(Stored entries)
__________________________________________________
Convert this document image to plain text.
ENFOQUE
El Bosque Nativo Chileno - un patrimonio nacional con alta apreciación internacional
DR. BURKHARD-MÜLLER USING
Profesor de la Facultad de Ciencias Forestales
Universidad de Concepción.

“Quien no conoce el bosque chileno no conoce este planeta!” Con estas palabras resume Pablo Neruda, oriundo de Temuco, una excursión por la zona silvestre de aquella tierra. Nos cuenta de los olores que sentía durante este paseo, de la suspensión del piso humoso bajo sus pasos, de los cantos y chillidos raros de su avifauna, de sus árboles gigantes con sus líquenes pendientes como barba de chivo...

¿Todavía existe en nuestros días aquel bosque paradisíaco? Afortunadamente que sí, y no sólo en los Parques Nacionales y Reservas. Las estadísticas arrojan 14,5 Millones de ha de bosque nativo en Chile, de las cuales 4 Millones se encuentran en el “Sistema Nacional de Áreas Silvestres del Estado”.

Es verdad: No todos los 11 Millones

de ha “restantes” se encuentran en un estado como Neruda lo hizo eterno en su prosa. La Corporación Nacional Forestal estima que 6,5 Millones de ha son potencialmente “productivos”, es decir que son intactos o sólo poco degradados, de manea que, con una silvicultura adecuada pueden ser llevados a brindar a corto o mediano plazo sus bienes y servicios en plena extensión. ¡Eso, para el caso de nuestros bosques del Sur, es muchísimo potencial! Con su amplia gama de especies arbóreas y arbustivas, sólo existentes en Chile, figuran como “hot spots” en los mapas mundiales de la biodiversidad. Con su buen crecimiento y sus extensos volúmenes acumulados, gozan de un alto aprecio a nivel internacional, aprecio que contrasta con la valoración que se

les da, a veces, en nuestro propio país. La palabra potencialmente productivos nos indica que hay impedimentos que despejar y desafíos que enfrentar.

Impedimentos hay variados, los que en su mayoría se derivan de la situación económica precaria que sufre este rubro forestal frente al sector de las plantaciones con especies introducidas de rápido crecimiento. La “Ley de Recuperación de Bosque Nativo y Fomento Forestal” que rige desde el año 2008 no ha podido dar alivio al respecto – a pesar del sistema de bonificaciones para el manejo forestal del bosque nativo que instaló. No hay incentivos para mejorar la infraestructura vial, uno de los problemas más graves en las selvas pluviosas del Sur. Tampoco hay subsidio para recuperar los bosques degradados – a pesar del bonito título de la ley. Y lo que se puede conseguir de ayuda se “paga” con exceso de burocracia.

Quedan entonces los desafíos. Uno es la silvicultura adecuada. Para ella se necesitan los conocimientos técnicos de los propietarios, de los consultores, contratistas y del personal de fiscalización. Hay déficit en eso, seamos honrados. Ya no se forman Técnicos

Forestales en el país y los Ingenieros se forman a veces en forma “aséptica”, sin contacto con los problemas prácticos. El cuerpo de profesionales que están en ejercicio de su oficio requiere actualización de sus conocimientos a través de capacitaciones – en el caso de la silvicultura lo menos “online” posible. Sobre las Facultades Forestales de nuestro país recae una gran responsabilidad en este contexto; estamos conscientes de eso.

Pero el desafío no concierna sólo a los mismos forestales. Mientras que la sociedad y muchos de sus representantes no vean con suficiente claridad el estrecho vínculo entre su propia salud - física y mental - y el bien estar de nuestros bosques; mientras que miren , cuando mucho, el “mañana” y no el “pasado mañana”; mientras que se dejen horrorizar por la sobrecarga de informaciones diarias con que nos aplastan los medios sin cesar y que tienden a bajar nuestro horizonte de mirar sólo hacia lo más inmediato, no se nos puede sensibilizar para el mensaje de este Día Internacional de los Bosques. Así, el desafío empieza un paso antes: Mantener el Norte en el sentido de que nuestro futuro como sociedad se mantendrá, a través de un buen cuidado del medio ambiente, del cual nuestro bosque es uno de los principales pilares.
__________________________________________________
Directions: Would you restate each of the entries word for word?

Expected answer:
Convert this document image to plain text.
ENFOQUE
El Bosque Nativo Chileno - un patrimonio nacional con alta apreciación internacional
DR. BURKHARD-MÜLLER USING
Profesor de la Facultad de Ciencias Forestales
Universidad de Concepción.

“Quien no conoce el bosque chileno no conoce este planeta!” Con estas palabras resume Pablo Neruda, oriundo de Temuco, una excursión por la zona silvestre de aquella tierra. Nos cuenta de los olores que sentía durante este paseo, de la suspensión del piso humoso bajo sus pasos, de los cantos y chillidos raros de su avifauna, de sus árboles gigantes con sus líquenes pendientes como barba de chivo...

¿Todavía existe en nuestros días aquel bosque paradisíaco? Afortunadamente que sí, y no sólo en los Parques Nacionales y Reservas. Las estadísticas arrojan 14,5 Millones de ha de bosque nativo en Chile, de las cuales 4 Millones se encuentran en el “Sistema Nacional de Áreas Silvestres del Estado”.

Es verdad: No todos los 11 Millones

de ha “restantes” se encuentran en un estado como Neruda lo hizo eterno en su prosa. La Corporación Nacional Forestal estima que 6,5 Millones de ha son potencialmente “productivos”, es decir que son intactos o sólo poco degradados, de manea que, con una silvicultura adecuada pueden ser llevados a brindar a corto o mediano plazo sus bienes y servicios en plena extensión. ¡Eso, para el caso de nuestros bosques del Sur, es muchísimo potencial! Con su amplia gama de especies arbóreas y arbustivas, sólo existentes en Chile, figuran como “hot spots” en los mapas mundiales de la biodiversidad. Con su buen crecimiento y sus extensos volúmenes acumulados, gozan de un alto aprecio a nivel internacional, aprecio que contrasta con la valoración que se

les da, a veces, en nuestro propio país. La palabra potencialmente productivos nos indica que hay impedimentos que despejar y desafíos que enfrentar.

Impedimentos hay variados, los que en su mayoría se derivan de la situación económica precaria que sufre este rubro forestal frente al sector de las plantaciones con especies introducidas de rápido crecimiento. La “Ley de Recuperación de Bosque Nativo y Fomento Forestal” que rige desde el año 2008 no ha podido dar alivio al respecto – a pesar del sistema de bonificaciones para el manejo forestal del bosque nativo que instaló. No hay incentivos para mejorar la infraestructura vial, uno de los problemas más graves en las selvas pluviosas del Sur. Tampoco hay subsidio para recuperar los bosques degradados – a pesar del bonito título de la ley. Y lo que se puede conseguir de ayuda se “paga” con exceso de burocracia.

Quedan entonces los desafíos. Uno es la silvicultura adecuada. Para ella se necesitan los conocimientos técnicos de los propietarios, de los consultores, contratistas y del personal de fiscalización. Hay déficit en eso, seamos honrados. Ya no se forman Técnicos

Forestales en el país y los Ingenieros se forman a veces en forma “aséptica”, sin contacto con los problemas prácticos. El cuerpo de profesionales que están en ejercicio de su oficio requiere actualización de sus conocimientos a través de capacitaciones – en el caso de la silvicultura lo menos “online” posible. Sobre las Facultades Forestales de nuestro país recae una gran responsabilidad en este contexto; estamos conscientes de eso.

Pero el desafío no concierna sólo a los mismos forestales. Mientras que la sociedad y muchos de sus representantes no vean con suficiente claridad el estrecho vínculo entre su propia salud - física y mental - y el bien estar de nuestros bosques; mientras que miren , cuando mucho, el “mañana” y no el “pasado mañana”; mientras que se dejen horrorizar por la sobrecarga de informaciones diarias con que nos aplastan los medios sin cesar y que tienden a bajar nuestro horizonte de mirar sólo hacia lo más inmediato, no se nos puede sensibilizar para el mensaje de este Día Internacional de los Bosques. Así, el desafío empieza un paso antes: Mantener el Norte en el sentido de que nuestro futuro como sociedad se mantendrá, a través de un buen cuidado del medio ambiente, del cual nuestro bosque es uno de los principales pilares.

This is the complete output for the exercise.